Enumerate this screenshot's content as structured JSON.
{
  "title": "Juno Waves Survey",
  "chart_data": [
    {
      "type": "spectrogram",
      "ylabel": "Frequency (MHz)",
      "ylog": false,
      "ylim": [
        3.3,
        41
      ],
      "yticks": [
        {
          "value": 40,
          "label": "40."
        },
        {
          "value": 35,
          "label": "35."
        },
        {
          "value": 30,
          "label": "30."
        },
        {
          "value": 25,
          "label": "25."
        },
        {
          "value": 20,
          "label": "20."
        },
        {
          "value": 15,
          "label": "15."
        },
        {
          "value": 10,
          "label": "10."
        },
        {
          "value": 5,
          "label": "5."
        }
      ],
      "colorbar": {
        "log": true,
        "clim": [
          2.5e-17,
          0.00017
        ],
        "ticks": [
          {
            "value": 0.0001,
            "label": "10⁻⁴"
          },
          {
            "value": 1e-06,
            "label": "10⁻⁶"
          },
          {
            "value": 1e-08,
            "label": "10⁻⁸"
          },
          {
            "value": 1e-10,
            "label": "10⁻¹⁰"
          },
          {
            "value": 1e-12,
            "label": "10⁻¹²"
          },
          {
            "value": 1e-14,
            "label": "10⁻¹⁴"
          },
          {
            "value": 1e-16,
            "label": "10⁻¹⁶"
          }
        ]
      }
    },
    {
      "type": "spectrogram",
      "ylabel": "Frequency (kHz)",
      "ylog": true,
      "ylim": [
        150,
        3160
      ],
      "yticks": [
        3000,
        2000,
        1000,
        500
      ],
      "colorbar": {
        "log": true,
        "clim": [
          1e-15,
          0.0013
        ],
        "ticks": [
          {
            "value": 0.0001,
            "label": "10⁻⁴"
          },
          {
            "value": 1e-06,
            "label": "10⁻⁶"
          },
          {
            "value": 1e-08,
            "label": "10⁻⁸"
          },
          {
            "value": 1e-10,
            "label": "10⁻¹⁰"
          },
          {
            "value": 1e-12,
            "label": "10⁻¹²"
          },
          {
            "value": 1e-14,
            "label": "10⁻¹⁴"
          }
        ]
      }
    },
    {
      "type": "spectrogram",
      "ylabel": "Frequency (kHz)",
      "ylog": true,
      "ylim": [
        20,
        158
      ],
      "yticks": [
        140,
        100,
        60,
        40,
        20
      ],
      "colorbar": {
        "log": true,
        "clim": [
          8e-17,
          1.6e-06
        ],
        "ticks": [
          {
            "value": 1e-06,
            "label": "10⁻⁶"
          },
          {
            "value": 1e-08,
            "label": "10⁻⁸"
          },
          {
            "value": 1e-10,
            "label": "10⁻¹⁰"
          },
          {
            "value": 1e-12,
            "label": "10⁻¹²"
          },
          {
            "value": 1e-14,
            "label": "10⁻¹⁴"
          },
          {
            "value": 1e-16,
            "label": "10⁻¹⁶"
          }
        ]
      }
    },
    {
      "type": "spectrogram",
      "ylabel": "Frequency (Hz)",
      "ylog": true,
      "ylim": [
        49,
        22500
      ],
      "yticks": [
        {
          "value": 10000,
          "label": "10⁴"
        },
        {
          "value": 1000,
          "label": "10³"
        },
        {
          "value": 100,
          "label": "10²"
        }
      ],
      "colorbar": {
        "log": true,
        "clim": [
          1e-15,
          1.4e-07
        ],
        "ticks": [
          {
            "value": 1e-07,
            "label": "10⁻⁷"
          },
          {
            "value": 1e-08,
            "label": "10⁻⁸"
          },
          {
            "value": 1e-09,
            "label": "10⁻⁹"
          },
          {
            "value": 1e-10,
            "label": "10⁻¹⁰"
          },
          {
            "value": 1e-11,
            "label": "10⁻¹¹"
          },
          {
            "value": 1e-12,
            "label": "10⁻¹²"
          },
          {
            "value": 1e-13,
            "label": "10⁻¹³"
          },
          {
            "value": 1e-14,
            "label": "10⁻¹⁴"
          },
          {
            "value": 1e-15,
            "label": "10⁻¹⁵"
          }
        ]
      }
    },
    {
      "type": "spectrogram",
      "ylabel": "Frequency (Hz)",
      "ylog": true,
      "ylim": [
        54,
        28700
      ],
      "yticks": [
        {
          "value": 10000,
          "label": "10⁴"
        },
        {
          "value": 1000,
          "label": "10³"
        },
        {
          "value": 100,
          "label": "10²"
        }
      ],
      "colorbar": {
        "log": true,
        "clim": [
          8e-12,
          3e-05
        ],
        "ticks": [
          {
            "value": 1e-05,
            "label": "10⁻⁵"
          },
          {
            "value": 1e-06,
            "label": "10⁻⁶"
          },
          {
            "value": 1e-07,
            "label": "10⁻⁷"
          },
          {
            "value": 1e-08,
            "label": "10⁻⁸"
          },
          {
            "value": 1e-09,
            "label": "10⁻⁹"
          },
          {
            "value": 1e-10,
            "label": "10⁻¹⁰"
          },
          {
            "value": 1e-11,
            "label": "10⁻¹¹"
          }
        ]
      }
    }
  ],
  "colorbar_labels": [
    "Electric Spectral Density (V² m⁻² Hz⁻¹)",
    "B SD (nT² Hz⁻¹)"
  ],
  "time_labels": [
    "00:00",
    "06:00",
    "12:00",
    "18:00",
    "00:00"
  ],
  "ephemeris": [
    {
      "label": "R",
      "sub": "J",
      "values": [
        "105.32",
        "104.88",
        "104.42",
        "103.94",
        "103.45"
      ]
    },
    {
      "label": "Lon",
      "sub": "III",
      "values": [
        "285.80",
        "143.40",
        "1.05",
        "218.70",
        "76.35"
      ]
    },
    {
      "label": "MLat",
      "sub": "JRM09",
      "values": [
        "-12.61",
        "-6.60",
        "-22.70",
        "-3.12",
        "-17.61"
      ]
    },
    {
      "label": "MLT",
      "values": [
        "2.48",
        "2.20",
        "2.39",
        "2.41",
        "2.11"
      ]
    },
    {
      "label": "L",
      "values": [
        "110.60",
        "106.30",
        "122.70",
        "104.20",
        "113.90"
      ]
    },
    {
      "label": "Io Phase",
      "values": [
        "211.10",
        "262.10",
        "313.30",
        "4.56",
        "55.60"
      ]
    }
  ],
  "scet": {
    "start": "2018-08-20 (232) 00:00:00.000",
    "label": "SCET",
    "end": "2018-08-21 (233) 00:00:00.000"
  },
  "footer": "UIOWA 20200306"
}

━━━━━━━━━━━━━━━━━━━━

Written exercise: Write out all the lines again, exactly as they are.

Solution to this exercise:
Enumerate this screenshot's content as structured JSON.
{
  "title": "Juno Waves Survey",
  "chart_data": [
    {
      "type": "spectrogram",
      "ylabel": "Frequency (MHz)",
      "ylog": false,
      "ylim": [
        3.3,
        41
      ],
      "yticks": [
        {
          "value": 40,
          "label": "40."
        },
        {
          "value": 35,
          "label": "35."
        },
        {
          "value": 30,
          "label": "30."
        },
        {
          "value": 25,
          "label": "25."
        },
        {
          "value": 20,
          "label": "20."
        },
        {
          "value": 15,
          "label": "15."
        },
        {
          "value": 10,
          "label": "10."
        },
        {
          "value": 5,
          "label": "5."
        }
      ],
      "colorbar": {
        "log": true,
        "clim": [
          2.5e-17,
          0.00017
        ],
        "ticks": [
          {
            "value": 0.0001,
            "label": "10⁻⁴"
          },
          {
            "value": 1e-06,
            "label": "10⁻⁶"
          },
          {
            "value": 1e-08,
            "label": "10⁻⁸"
          },
          {
            "value": 1e-10,
            "label": "10⁻¹⁰"
          },
          {
            "value": 1e-12,
            "label": "10⁻¹²"
          },
          {
            "value": 1e-14,
            "label": "10⁻¹⁴"
          },
          {
            "value": 1e-16,
            "label": "10⁻¹⁶"
          }
        ]
      }
    },
    {
      "type": "spectrogram",
      "ylabel": "Frequency (kHz)",
      "ylog": true,
      "ylim": [
        150,
        3160
      ],
      "yticks": [
        3000,
        2000,
        1000,
        500
      ],
      "colorbar": {
        "log": true,
        "clim": [
          1e-15,
          0.0013
        ],
        "ticks": [
          {
            "value": 0.0001,
            "label": "10⁻⁴"
          },
          {
            "value": 1e-06,
            "label": "10⁻⁶"
          },
          {
            "value": 1e-08,
            "label": "10⁻⁸"
          },
          {
            "value": 1e-10,
            "label": "10⁻¹⁰"
          },
          {
            "value": 1e-12,
            "label": "10⁻¹²"
          },
          {
            "value": 1e-14,
            "label": "10⁻¹⁴"
          }
        ]
      }
    },
    {
      "type": "spectrogram",
      "ylabel": "Frequency (kHz)",
      "ylog": true,
      "ylim": [
        20,
        158
      ],
      "yticks": [
        140,
        100,
        60,
        40,
        20
      ],
      "colorbar": {
        "log": true,
        "clim": [
          8e-17,
          1.6e-06
        ],
        "ticks": [
          {
            "value": 1e-06,
            "label": "10⁻⁶"
          },
          {
            "value": 1e-08,
            "label": "10⁻⁸"
          },
          {
            "value": 1e-10,
            "label": "10⁻¹⁰"
          },
          {
            "value": 1e-12,
            "label": "10⁻¹²"
          },
          {
            "value": 1e-14,
            "label": "10⁻¹⁴"
          },
          {
            "value": 1e-16,
            "label": "10⁻¹⁶"
          }
        ]
      }
    },
    {
      "type": "spectrogram",
      "ylabel": "Frequency (Hz)",
      "ylog": true,
      "ylim": [
        49,
        22500
      ],
      "yticks": [
        {
          "value": 10000,
          "label": "10⁴"
        },
        {
          "value": 1000,
          "label": "10³"
        },
        {
          "value": 100,
          "label": "10²"
        }
      ],
      "colorbar": {
        "log": true,
        "clim": [
          1e-15,
          1.4e-07
        ],
        "ticks": [
          {
            "value": 1e-07,
            "label": "10⁻⁷"
          },
          {
            "value": 1e-08,
            "label": "10⁻⁸"
          },
          {
            "value": 1e-09,
            "label": "10⁻⁹"
          },
          {
            "value": 1e-10,
            "label": "10⁻¹⁰"
          },
          {
            "value": 1e-11,
            "label": "10⁻¹¹"
          },
          {
            "value": 1e-12,
            "label": "10⁻¹²"
          },
          {
            "value": 1e-13,
            "label": "10⁻¹³"
          },
          {
            "value": 1e-14,
            "label": "10⁻¹⁴"
          },
          {
            "value": 1e-15,
            "label": "10⁻¹⁵"
          }
        ]
      }
    },
    {
      "type": "spectrogram",
      "ylabel": "Frequency (Hz)",
      "ylog": true,
      "ylim": [
        54,
        28700
      ],
      "yticks": [
        {
          "value": 10000,
          "label": "10⁴"
        },
        {
          "value": 1000,
          "label": "10³"
        },
        {
          "value": 100,
          "label": "10²"
        }
      ],
      "colorbar": {
        "log": true,
        "clim": [
          8e-12,
          3e-05
        ],
        "ticks": [
          {
            "value": 1e-05,
            "label": "10⁻⁵"
          },
          {
            "value": 1e-06,
            "label": "10⁻⁶"
          },
          {
            "value": 1e-07,
            "label": "10⁻⁷"
          },
          {
            "value": 1e-08,
            "label": "10⁻⁸"
          },
          {
            "value": 1e-09,
            "label": "10⁻⁹"
          },
          {
            "value": 1e-10,
            "label": "10⁻¹⁰"
          },
          {
            "value": 1e-11,
            "label": "10⁻¹¹"
          }
        ]
      }
    }
  ],
  "colorbar_labels": [
    "Electric Spectral Density (V² m⁻² Hz⁻¹)",
    "B SD (nT² Hz⁻¹)"
  ],
  "time_labels": [
    "00:00",
    "06:00",
    "12:00",
    "18:00",
    "00:00"
  ],
  "ephemeris": [
    {
      "label": "R",
      "sub": "J",
      "values": [
        "105.32",
        "104.88",
        "104.42",
        "103.94",
        "103.45"
      ]
    },
    {
      "label": "Lon",
      "sub": "III",
      "values": [
        "285.80",
        "143.40",
        "1.05",
        "218.70",
        "76.35"
      ]
    },
    {
      "label": "MLat",
      "sub": "JRM09",
      "values": [
        "-12.61",
        "-6.60",
        "-22.70",
        "-3.12",
        "-17.61"
      ]
    },
    {
      "label": "MLT",
      "values": [
        "2.48",
        "2.20",
        "2.39",
        "2.41",
        "2.11"
      ]
    },
    {
      "label": "L",
      "values": [
        "110.60",
        "106.30",
        "122.70",
        "104.20",
        "113.90"
      ]
    },
    {
      "label": "Io Phase",
      "values": [
        "211.10",
        "262.10",
        "313.30",
        "4.56",
        "55.60"
      ]
    }
  ],
  "scet": {
    "start": "2018-08-20 (232) 00:00:00.000",
    "label": "SCET",
    "end": "2018-08-21 (233) 00:00:00.000"
  },
  "footer": "UIOWA 20200306"
}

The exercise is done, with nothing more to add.